_Input records_.
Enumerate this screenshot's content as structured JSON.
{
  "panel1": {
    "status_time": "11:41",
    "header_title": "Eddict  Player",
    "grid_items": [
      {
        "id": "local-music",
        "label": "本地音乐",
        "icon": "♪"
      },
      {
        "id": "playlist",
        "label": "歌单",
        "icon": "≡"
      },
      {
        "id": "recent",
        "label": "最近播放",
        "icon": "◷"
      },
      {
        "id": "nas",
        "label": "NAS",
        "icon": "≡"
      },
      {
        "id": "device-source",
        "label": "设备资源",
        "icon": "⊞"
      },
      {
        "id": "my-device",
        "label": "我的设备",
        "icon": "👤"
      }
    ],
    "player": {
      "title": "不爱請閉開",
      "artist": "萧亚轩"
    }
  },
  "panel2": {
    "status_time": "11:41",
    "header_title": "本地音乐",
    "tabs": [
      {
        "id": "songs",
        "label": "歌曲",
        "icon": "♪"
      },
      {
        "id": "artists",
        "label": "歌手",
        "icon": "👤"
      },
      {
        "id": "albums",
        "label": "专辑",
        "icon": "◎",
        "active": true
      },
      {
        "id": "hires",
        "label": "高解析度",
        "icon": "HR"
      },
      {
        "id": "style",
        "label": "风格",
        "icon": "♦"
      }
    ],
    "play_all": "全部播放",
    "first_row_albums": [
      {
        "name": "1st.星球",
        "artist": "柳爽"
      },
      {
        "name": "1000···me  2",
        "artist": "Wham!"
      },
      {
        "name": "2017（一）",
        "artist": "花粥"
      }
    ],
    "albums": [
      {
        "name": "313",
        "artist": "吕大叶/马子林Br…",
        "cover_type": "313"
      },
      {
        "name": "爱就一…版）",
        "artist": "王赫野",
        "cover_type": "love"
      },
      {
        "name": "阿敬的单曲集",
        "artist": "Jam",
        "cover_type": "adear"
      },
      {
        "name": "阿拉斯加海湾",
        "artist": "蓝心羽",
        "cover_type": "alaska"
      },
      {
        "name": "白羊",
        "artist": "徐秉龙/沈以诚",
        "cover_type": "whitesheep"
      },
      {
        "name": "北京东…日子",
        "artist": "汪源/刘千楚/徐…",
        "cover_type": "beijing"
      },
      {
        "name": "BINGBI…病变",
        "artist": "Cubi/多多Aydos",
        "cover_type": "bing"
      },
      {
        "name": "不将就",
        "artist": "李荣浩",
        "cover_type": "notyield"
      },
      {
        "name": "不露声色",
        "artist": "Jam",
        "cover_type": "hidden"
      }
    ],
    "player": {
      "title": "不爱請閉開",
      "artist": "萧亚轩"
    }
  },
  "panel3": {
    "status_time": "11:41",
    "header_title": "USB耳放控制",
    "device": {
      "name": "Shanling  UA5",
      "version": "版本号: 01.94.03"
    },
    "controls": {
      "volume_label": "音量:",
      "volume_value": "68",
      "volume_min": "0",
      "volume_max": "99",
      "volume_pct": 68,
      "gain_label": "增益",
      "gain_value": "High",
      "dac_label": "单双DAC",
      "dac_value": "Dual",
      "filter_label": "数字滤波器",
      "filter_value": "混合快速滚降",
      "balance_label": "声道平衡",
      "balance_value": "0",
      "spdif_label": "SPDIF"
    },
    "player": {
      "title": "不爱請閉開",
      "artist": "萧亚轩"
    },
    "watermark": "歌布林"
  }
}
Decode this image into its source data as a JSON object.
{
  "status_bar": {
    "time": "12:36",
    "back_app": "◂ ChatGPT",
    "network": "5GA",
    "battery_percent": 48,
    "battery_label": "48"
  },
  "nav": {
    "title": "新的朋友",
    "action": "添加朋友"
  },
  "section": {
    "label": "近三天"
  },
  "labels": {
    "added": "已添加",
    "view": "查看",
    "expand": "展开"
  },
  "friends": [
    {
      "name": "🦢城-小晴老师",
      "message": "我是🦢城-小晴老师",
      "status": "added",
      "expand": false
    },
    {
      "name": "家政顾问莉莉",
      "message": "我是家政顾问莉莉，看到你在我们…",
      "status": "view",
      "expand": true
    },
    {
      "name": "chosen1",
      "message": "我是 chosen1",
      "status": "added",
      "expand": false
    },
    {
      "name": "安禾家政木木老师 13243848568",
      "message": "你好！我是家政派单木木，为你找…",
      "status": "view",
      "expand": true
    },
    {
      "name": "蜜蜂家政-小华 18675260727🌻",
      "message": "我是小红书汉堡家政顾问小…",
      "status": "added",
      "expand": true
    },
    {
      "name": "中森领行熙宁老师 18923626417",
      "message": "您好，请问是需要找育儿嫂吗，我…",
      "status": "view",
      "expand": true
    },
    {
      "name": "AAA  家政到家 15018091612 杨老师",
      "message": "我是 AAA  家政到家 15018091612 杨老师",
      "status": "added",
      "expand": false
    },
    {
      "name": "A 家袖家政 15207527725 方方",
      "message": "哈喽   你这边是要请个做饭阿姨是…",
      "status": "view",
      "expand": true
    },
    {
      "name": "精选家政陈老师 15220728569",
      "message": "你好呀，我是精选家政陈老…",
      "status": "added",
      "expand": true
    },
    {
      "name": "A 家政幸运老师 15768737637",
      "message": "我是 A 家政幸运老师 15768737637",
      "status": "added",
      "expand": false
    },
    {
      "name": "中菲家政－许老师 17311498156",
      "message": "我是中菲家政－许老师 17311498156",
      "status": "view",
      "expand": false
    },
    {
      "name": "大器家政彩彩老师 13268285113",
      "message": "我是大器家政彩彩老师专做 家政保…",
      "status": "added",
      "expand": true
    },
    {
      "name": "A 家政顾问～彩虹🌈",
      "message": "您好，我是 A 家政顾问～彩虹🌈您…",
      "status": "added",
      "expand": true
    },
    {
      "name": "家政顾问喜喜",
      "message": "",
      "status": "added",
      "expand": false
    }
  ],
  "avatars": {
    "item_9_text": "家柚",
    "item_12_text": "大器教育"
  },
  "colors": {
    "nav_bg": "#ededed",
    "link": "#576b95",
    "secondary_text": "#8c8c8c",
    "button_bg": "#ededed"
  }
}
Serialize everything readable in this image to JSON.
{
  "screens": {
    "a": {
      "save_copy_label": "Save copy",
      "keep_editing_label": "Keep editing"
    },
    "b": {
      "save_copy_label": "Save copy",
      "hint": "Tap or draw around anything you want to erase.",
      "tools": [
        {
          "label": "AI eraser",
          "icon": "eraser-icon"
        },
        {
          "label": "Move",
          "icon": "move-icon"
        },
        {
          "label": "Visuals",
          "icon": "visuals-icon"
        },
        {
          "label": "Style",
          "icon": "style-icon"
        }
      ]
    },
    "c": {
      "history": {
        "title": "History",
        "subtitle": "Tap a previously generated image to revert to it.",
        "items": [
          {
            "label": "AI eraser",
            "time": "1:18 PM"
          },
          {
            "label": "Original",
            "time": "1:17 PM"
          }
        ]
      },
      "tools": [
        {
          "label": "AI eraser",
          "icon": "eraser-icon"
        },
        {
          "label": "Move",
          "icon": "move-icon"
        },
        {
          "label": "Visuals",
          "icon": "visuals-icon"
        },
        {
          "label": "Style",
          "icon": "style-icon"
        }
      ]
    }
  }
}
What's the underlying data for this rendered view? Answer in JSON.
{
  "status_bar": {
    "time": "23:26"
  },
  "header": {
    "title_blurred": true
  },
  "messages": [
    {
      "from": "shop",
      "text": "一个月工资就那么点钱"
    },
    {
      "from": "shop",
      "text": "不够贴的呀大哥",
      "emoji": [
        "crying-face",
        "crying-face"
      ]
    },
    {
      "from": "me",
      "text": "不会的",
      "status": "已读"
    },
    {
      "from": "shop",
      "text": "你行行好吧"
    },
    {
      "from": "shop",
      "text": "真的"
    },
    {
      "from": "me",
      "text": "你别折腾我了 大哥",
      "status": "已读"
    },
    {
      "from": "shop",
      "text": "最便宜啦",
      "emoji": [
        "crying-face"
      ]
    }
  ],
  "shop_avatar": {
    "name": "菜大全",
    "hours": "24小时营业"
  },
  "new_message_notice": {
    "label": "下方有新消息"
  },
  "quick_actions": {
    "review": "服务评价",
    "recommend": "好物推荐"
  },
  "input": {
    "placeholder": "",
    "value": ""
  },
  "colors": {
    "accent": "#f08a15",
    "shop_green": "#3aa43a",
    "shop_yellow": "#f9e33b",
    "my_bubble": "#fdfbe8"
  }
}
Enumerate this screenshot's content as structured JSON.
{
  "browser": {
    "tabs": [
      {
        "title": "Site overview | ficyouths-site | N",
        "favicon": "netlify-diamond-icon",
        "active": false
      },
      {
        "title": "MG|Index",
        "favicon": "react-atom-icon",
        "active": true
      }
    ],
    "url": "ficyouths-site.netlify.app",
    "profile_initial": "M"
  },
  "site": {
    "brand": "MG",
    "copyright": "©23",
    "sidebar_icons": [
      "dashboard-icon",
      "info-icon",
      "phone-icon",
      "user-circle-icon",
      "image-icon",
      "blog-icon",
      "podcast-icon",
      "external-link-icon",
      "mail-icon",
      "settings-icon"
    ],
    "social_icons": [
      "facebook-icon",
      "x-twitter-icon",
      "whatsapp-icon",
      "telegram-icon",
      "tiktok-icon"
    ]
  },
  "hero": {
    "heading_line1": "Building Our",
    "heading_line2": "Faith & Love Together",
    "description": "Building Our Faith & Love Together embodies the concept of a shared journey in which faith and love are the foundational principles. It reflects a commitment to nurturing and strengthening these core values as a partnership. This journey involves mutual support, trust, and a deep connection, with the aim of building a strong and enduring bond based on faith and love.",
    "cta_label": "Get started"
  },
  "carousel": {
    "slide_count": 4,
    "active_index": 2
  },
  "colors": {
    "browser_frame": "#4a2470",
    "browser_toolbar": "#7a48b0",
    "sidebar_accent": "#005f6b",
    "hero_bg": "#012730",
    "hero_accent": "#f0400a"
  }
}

_Exercise details_.
Each line that holds the word "site" is to be copied.

_Result of the exercise_.
        "title": "Site overview | ficyouths-site | N",
    "url": "ficyouths-site.netlify.app",
  "site": {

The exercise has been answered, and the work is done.